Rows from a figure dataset
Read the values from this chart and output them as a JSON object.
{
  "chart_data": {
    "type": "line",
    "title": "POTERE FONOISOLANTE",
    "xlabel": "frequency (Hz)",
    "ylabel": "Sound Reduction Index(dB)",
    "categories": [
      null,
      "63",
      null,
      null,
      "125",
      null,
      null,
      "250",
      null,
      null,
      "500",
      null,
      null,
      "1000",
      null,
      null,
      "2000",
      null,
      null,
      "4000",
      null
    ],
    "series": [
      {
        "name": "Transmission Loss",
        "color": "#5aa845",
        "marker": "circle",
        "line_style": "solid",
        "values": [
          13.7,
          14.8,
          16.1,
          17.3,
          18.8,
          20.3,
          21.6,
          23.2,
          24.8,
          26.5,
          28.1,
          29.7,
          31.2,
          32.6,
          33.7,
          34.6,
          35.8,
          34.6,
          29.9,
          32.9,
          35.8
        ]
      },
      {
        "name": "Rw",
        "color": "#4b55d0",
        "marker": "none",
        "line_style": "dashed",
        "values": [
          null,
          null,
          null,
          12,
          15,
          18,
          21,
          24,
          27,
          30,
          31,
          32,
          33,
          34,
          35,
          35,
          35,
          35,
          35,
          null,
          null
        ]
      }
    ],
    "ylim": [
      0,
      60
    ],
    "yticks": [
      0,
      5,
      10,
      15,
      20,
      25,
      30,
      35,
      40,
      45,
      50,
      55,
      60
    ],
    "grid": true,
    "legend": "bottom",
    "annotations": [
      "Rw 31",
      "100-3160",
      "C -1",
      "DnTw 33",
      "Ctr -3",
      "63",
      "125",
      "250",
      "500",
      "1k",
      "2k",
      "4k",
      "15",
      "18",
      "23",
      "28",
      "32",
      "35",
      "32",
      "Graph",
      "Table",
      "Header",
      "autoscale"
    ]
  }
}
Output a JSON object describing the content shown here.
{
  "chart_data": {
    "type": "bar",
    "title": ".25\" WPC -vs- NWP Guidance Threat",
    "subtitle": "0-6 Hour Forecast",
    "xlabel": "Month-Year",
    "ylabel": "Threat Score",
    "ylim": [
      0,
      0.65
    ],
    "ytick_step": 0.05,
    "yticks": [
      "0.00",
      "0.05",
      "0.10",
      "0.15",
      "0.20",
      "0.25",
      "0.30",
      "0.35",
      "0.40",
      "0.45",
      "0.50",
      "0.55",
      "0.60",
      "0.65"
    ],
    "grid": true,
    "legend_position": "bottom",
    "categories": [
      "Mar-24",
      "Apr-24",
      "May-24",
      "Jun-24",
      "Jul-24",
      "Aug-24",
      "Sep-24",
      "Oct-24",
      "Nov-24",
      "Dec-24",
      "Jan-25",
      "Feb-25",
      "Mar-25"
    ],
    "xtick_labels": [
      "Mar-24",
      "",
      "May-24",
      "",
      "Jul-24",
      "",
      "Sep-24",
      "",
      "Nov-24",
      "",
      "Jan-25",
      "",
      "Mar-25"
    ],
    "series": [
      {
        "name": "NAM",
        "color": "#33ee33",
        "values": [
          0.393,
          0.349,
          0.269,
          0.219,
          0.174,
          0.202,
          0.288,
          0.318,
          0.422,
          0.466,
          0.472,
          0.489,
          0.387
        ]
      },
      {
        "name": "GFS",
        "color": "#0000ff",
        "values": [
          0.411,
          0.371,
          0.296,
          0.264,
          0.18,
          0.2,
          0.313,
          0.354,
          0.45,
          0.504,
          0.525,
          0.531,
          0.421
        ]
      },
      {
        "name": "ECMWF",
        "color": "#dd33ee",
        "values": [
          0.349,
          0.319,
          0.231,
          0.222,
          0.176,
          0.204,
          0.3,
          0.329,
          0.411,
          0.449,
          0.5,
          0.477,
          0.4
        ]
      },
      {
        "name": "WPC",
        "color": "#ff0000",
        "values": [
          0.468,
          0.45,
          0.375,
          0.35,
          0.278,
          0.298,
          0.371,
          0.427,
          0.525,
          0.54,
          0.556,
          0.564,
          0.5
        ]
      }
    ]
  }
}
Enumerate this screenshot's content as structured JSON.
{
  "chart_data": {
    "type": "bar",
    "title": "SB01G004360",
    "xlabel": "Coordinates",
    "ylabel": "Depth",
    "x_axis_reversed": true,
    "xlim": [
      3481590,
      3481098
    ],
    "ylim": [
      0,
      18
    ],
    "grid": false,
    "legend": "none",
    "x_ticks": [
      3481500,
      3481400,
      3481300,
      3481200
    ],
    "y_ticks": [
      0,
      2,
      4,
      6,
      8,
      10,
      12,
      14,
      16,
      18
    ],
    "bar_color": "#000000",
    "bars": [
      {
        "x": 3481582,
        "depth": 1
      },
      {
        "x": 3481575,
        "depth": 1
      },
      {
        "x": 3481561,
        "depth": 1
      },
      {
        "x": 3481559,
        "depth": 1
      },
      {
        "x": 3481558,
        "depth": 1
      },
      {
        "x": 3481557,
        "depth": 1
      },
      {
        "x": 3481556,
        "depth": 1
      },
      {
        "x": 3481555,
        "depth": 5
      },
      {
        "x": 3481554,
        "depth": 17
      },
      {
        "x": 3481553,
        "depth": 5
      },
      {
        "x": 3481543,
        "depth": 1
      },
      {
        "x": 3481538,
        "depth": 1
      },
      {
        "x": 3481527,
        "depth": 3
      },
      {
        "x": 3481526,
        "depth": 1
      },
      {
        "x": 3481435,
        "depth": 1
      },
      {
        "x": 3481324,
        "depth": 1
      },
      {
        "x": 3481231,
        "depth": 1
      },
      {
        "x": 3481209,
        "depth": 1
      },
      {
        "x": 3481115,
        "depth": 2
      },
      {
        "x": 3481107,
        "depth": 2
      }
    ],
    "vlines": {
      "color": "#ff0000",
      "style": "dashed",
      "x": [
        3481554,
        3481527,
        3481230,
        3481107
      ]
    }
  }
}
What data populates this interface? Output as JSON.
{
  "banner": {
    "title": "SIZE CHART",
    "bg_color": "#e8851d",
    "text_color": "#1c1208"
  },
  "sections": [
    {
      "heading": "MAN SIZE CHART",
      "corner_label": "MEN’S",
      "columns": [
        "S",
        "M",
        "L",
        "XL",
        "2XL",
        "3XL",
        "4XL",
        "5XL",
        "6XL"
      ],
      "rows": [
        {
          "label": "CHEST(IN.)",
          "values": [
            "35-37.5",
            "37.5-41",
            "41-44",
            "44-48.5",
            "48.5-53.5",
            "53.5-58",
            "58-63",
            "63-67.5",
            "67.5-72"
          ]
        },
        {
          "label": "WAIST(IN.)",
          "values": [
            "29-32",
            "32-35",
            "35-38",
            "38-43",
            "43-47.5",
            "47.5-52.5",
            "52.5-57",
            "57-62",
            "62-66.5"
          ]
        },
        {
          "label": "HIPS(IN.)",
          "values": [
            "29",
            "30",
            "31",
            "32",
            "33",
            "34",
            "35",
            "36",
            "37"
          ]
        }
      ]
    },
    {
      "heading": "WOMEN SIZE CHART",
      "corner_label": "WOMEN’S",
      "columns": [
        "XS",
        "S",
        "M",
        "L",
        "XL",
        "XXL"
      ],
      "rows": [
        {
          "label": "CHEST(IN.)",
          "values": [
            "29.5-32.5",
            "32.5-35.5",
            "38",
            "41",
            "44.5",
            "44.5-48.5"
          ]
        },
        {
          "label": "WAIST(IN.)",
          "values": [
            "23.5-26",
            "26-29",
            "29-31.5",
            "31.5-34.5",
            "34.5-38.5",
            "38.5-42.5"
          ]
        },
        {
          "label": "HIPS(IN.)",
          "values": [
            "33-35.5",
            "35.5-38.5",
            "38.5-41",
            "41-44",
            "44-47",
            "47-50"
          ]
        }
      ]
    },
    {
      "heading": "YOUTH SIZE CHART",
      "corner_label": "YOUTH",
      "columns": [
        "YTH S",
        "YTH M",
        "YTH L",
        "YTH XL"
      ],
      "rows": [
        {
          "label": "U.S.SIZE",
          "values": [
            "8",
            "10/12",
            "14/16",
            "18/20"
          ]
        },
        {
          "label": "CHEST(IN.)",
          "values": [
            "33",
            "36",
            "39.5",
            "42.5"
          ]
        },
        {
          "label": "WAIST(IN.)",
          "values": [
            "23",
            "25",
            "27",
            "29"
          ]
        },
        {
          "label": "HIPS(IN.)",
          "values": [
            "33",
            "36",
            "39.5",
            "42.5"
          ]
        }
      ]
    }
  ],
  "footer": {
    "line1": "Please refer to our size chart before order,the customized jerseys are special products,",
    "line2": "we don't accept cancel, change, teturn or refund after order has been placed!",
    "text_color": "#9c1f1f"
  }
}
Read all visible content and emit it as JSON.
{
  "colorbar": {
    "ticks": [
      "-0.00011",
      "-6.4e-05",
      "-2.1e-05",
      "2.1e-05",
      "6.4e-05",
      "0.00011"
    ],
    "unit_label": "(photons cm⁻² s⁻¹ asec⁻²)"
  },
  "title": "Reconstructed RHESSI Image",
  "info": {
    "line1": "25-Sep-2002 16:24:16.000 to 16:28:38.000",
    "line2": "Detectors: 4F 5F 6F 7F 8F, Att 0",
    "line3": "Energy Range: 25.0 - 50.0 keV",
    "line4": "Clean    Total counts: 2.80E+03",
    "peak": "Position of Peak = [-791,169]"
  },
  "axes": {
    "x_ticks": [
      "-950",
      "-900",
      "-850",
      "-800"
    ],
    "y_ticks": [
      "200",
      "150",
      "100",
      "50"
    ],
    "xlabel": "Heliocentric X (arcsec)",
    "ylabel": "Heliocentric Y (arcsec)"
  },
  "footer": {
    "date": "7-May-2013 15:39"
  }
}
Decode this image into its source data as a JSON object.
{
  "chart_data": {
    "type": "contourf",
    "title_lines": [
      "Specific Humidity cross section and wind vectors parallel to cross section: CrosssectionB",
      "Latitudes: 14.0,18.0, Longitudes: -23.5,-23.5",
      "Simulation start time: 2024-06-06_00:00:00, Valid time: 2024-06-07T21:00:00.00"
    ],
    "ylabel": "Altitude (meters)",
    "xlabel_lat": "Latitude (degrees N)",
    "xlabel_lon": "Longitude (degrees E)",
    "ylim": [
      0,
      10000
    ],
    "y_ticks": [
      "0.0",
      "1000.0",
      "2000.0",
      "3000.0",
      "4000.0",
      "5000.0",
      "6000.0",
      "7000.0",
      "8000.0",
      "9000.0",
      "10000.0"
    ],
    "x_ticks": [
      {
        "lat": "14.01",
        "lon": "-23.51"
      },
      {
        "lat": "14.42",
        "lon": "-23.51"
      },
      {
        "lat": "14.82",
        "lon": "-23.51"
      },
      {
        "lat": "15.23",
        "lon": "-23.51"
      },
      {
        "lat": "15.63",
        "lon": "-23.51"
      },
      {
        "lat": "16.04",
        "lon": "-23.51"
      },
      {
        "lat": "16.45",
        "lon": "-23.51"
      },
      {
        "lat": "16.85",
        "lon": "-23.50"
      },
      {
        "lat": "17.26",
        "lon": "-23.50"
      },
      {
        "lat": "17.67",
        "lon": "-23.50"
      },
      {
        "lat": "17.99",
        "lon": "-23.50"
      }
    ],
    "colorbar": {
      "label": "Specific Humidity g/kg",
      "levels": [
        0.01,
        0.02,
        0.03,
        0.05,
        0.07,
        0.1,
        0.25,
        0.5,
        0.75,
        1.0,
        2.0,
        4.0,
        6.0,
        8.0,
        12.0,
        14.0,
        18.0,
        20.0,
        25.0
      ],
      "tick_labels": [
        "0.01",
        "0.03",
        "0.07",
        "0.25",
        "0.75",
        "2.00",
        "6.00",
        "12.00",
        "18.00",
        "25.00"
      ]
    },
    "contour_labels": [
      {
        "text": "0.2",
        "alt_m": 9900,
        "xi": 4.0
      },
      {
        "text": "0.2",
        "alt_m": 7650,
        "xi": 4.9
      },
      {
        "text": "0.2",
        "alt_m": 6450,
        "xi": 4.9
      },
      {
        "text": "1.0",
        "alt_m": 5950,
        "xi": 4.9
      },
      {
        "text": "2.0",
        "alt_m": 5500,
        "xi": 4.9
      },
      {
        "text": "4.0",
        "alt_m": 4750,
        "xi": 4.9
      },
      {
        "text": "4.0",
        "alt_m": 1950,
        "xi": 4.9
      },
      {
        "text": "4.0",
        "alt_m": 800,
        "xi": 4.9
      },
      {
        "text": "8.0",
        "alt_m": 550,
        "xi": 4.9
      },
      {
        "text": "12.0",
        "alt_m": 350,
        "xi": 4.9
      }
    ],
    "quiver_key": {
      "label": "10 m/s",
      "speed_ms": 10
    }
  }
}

◆ SET PROBLEM: Say how many lines have the string "ylabel" in them, offering no words beyond the number.

◆ REPLY: 5